Datos de la tarea
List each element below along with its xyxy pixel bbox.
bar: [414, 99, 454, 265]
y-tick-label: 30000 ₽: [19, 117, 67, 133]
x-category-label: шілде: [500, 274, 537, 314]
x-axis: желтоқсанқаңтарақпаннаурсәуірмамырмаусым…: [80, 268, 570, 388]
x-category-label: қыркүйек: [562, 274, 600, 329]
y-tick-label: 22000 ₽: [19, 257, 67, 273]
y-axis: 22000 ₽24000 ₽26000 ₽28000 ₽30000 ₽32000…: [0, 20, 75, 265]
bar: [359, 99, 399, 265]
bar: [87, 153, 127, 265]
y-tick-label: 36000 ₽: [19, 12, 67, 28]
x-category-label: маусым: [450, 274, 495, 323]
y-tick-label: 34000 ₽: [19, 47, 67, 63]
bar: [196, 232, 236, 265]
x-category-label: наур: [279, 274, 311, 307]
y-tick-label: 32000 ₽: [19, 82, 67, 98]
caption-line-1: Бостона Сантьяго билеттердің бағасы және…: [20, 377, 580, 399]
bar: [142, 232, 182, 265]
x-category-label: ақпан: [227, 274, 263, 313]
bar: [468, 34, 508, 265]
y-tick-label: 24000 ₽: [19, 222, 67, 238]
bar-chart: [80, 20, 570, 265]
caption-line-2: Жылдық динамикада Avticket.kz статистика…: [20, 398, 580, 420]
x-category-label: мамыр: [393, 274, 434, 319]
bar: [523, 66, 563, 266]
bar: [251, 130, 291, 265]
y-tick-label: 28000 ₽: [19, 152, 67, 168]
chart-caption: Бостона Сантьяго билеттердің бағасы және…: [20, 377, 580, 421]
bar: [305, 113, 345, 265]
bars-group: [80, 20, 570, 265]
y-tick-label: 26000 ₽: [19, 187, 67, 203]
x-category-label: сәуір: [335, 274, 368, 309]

* * *

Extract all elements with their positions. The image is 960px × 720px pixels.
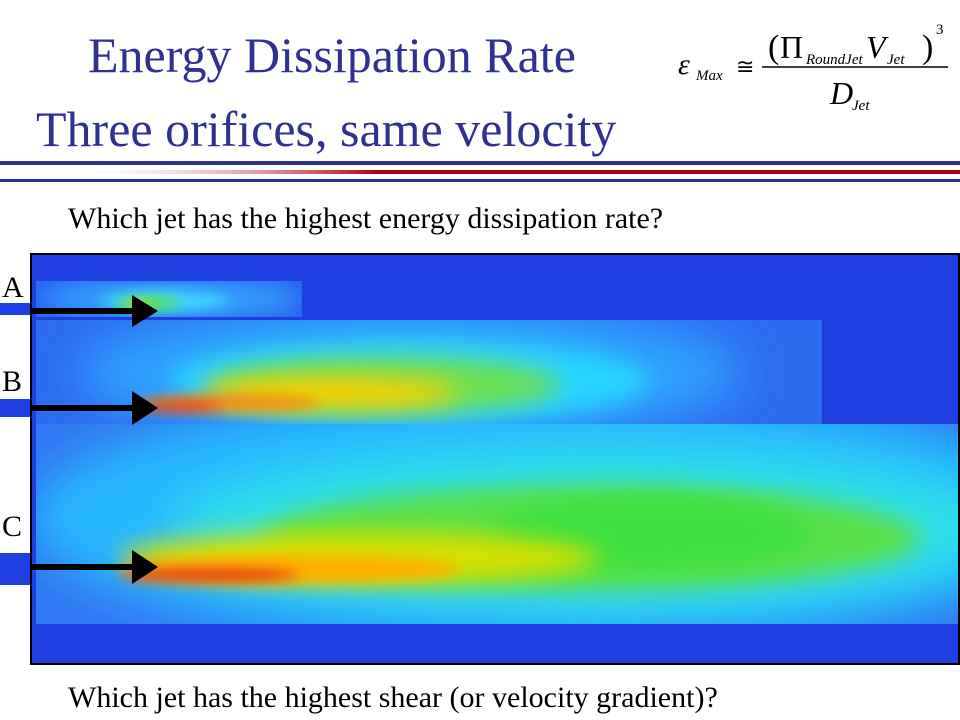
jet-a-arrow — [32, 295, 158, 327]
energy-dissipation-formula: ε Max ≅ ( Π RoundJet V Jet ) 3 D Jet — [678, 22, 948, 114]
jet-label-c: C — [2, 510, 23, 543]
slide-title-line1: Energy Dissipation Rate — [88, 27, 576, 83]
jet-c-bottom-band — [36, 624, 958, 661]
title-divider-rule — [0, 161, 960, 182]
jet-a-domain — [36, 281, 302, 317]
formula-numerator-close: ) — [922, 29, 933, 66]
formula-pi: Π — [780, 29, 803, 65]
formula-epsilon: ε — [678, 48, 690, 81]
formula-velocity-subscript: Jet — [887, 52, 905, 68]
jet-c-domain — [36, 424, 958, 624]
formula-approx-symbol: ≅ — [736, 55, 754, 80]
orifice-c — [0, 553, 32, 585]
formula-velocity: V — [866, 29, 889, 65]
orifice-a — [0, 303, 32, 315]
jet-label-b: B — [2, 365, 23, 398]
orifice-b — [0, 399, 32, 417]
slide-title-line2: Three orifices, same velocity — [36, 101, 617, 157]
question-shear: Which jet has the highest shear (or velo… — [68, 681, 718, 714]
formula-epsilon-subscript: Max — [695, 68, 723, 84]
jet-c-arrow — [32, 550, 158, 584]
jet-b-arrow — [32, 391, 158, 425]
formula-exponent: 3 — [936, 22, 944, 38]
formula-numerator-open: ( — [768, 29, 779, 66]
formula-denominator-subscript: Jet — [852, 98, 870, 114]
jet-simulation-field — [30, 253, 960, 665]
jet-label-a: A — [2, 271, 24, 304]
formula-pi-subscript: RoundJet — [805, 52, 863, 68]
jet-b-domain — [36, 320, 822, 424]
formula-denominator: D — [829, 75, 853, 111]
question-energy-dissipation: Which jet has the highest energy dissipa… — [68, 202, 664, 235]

Objetivo del ejercicio
Reescribe las líneas que van desde la que contiene "List each element" hasta la que contiene "y-tick-label: 22000 ₽: [19, 257, 67, 273]", ambas incluidas, cambiando "y-tick-label" por "y-axis-label" y dejando todo lo demás igual. Entrega solo esas líneas.

Respuesta a la tarea
List each element below along with its xyxy pixel bbox.
bar: [414, 99, 454, 265]
y-axis-label: 30000 ₽: [19, 117, 67, 133]
x-category-label: шілде: [500, 274, 537, 314]
x-axis: желтоқсанқаңтарақпаннаурсәуірмамырмаусым…: [80, 268, 570, 388]
x-category-label: қыркүйек: [562, 274, 600, 329]
y-axis-label: 22000 ₽: [19, 257, 67, 273]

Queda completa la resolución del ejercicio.